Task statement » Give the total number of lines with the word "student" in them, and no other words.

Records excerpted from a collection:
+ + + +
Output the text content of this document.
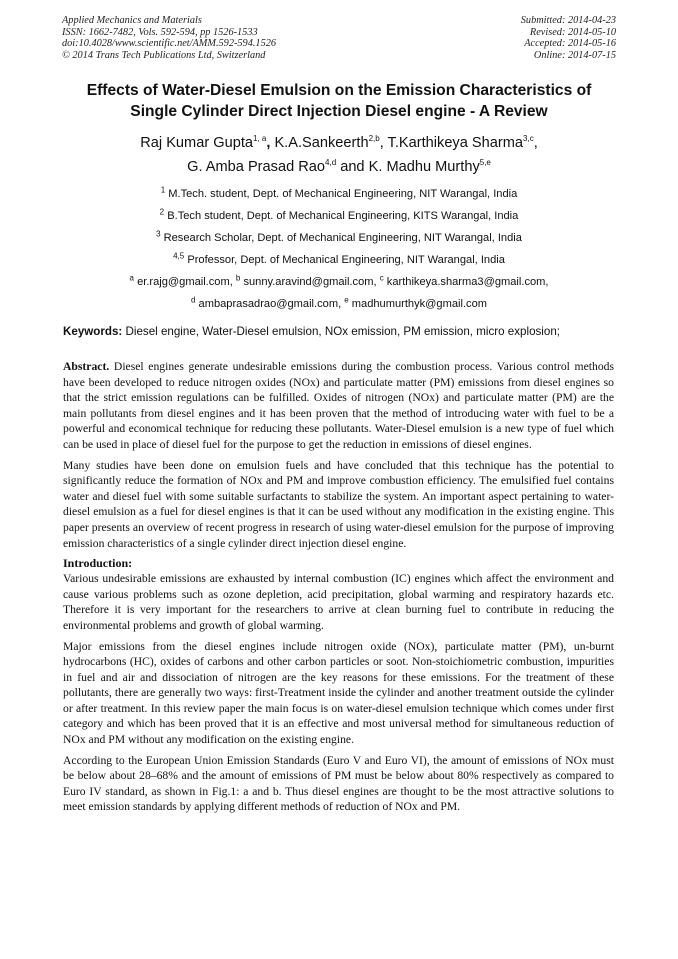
Applied Mechanics and Materials
ISSN: 1662-7482, Vols. 592-594, pp 1526-1533
doi:10.4028/www.scientific.net/AMM.592-594.1526
© 2014 Trans Tech Publications Ltd, Switzerland
Submitted: 2014-04-23
Revised: 2014-05-10
Accepted: 2014-05-16
Online: 2014-07-15
Effects of Water-Diesel Emulsion on the Emission Characteristics of
Single Cylinder Direct Injection Diesel engine - A Review
Raj Kumar Gupta$^{1, a}$, K.A.Sankeerth$^{2,b}$, T.Karthikeya Sharma$^{3,c}$,
G. Amba Prasad Rao$^{4,d}$ and K. Madhu Murthy$^{5,e}$
$^1$ M.Tech. student, Dept. of Mechanical Engineering, NIT Warangal, India
$^2$ B.Tech student, Dept. of Mechanical Engineering, KITS Warangal, India
$^3$ Research Scholar, Dept. of Mechanical Engineering, NIT Warangal, India
$^{4,5}$ Professor, Dept. of Mechanical Engineering, NIT Warangal, India
$^a$ er.rajg@gmail.com, $^b$ sunny.aravind@gmail.com, $^c$ karthikeya.sharma3@gmail.com,
$^d$ ambaprasadrao@gmail.com, $^e$ madhumurthyk@gmail.com
Keywords: Diesel engine, Water-Diesel emulsion, NOx emission, PM emission, micro explosion;

Abstract. Diesel engines generate undesirable emissions during the combustion process. Various control methods have been developed to reduce nitrogen oxides (NOx) and particulate matter (PM) emissions from diesel engines so that the strict emission regulations can be fulfilled. Oxides of nitrogen (NOx) and particulate matter (PM) are the main pollutants from diesel engines and it has been proven that the method of introducing water with fuel to be a powerful and economical technique for reducing these pollutants. Water-Diesel emulsion is a new type of fuel which can be used in place of diesel fuel for the purpose to get the reduction in emissions of diesel engines.

Many studies have been done on emulsion fuels and have concluded that this technique has the potential to significantly reduce the formation of NOx and PM and improve combustion efficiency. The emulsified fuel contains water and diesel fuel with some suitable surfactants to stabilize the system. An important aspect pertaining to water-diesel emulsion as a fuel for diesel engines is that it can be used without any modification in the existing engine. This paper presents an overview of recent progress in research of using water-diesel emulsion for the purpose of improving emission characteristics of a single cylinder direct injection diesel engine.

Introduction:

Various undesirable emissions are exhausted by internal combustion (IC) engines which affect the environment and cause various problems such as ozone depletion, acid precipitation, global warming and respiratory hazards etc. Therefore it is very important for the researchers to arrive at clean burning fuel to contribute in reducing the environmental problems and growth of global warming.

Major emissions from the diesel engines include nitrogen oxide (NOx), particulate matter (PM), un-burnt hydrocarbons (HC), oxides of carbons and other carbon particles or soot. Non-stoichiometric combustion, impurities in fuel and air and dissociation of nitrogen are the key reasons for these emissions. For the treatment of these pollutants, there are generally two ways: first-Treatment inside the cylinder and another treatment outside the cylinder or after treatment. In this review paper the main focus is on water-diesel emulsion technique which comes under first category and which has been proved that it is an effective and most universal method for simultaneous reduction of NOx and PM without any modification on the existing engine.

According to the European Union Emission Standards (Euro V and Euro VI), the amount of emissions of NOx must be below about 28–68% and the amount of emissions of PM must be below about 80% respectively as compared to Euro IV standard, as shown in Fig.1: a and b. Thus diesel engines are thought to be the most attractive solutions to meet emission standards by applying different methods of reduction of NOx and PM.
+ + + +
Answer to this problem » 2